● Written task:
Repeat each entry word for word. Leave any images out of the copy.

Saved data entries
==============================

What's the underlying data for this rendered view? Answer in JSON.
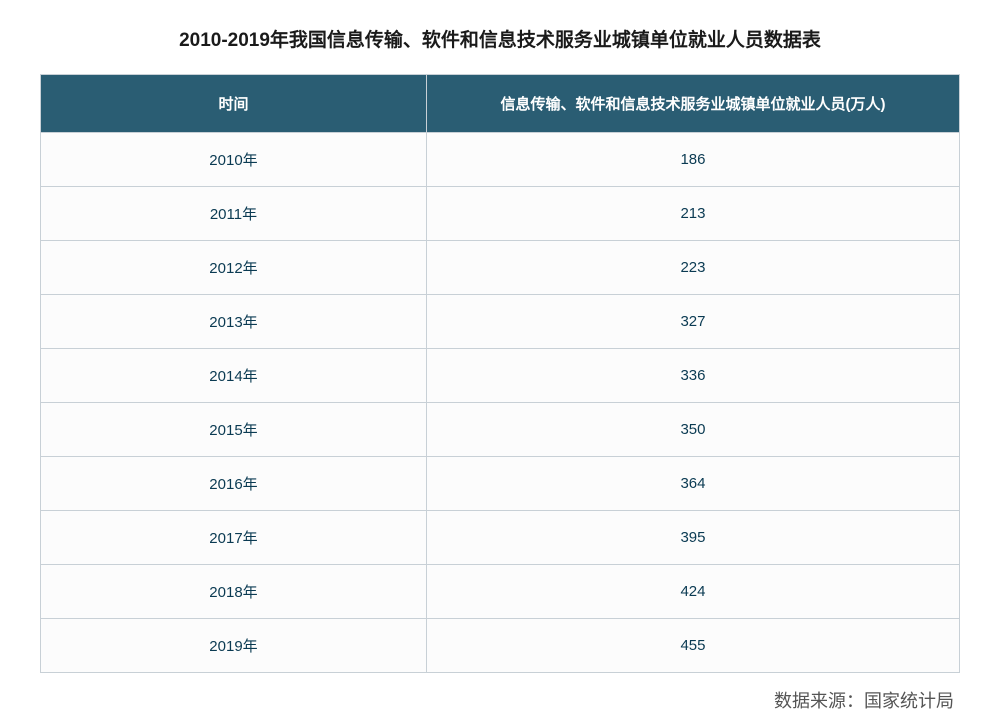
{
  "title": "2010-2019年我国信息传输、软件和信息技术服务业城镇单位就业人员数据表",
  "table": {
    "type": "table",
    "header_bg": "#2a5d73",
    "header_text_color": "#ffffff",
    "border_color": "#c8d0d6",
    "cell_bg": "#fcfcfc",
    "cell_text_color": "#0a3a52",
    "header_fontsize": 15,
    "cell_fontsize": 15,
    "columns": [
      {
        "label": "时间",
        "width_pct": 42,
        "align": "center"
      },
      {
        "label": "信息传输、软件和信息技术服务业城镇单位就业人员(万人)",
        "width_pct": 58,
        "align": "center"
      }
    ],
    "rows": [
      [
        "2010年",
        "186"
      ],
      [
        "2011年",
        "213"
      ],
      [
        "2012年",
        "223"
      ],
      [
        "2013年",
        "327"
      ],
      [
        "2014年",
        "336"
      ],
      [
        "2015年",
        "350"
      ],
      [
        "2016年",
        "364"
      ],
      [
        "2017年",
        "395"
      ],
      [
        "2018年",
        "424"
      ],
      [
        "2019年",
        "455"
      ]
    ]
  },
  "source": "数据来源：国家统计局"
}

==============================

● Exercise result:
What's the underlying data for this rendered view? Answer in JSON.
{
  "title": "2010-2019年我国信息传输、软件和信息技术服务业城镇单位就业人员数据表",
  "table": {
    "type": "table",
    "header_bg": "#2a5d73",
    "header_text_color": "#ffffff",
    "border_color": "#c8d0d6",
    "cell_bg": "#fcfcfc",
    "cell_text_color": "#0a3a52",
    "header_fontsize": 15,
    "cell_fontsize": 15,
    "columns": [
      {
        "label": "时间",
        "width_pct": 42,
        "align": "center"
      },
      {
        "label": "信息传输、软件和信息技术服务业城镇单位就业人员(万人)",
        "width_pct": 58,
        "align": "center"
      }
    ],
    "rows": [
      [
        "2010年",
        "186"
      ],
      [
        "2011年",
        "213"
      ],
      [
        "2012年",
        "223"
      ],
      [
        "2013年",
        "327"
      ],
      [
        "2014年",
        "336"
      ],
      [
        "2015年",
        "350"
      ],
      [
        "2016年",
        "364"
      ],
      [
        "2017年",
        "395"
      ],
      [
        "2018年",
        "424"
      ],
      [
        "2019年",
        "455"
      ]
    ]
  },
  "source": "数据来源：国家统计局"
}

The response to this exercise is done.